**CHALLENGE**:
Rewrite every line of the items below as a JSON list of strings, one string per line, leaving out any blank lines.

==============================

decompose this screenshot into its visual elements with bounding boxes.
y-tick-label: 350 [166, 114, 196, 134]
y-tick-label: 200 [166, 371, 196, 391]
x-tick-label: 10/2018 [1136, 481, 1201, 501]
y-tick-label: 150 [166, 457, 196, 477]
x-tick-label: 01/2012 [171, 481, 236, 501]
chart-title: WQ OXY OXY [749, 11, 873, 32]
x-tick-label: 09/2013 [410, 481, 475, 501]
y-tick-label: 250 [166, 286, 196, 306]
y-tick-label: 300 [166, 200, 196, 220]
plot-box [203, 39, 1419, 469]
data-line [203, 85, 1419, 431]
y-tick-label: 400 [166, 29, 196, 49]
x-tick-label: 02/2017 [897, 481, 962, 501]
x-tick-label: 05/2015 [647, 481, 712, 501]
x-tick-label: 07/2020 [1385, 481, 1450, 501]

==============================

**THE COMPLETED TASK**:
[
  "decompose this screenshot into its visual elements with bounding boxes.",
  "y-tick-label: 350 [166, 114, 196, 134]",
  "y-tick-label: 200 [166, 371, 196, 391]",
  "x-tick-label: 10/2018 [1136, 481, 1201, 501]",
  "y-tick-label: 150 [166, 457, 196, 477]",
  "x-tick-label: 01/2012 [171, 481, 236, 501]",
  "chart-title: WQ OXY OXY [749, 11, 873, 32]",
  "x-tick-label: 09/2013 [410, 481, 475, 501]",
  "y-tick-label: 250 [166, 286, 196, 306]",
  "y-tick-label: 300 [166, 200, 196, 220]",
  "plot-box [203, 39, 1419, 469]",
  "data-line [203, 85, 1419, 431]",
  "y-tick-label: 400 [166, 29, 196, 49]",
  "x-tick-label: 02/2017 [897, 481, 962, 501]",
  "x-tick-label: 05/2015 [647, 481, 712, 501]",
  "x-tick-label: 07/2020 [1385, 481, 1450, 501]"
]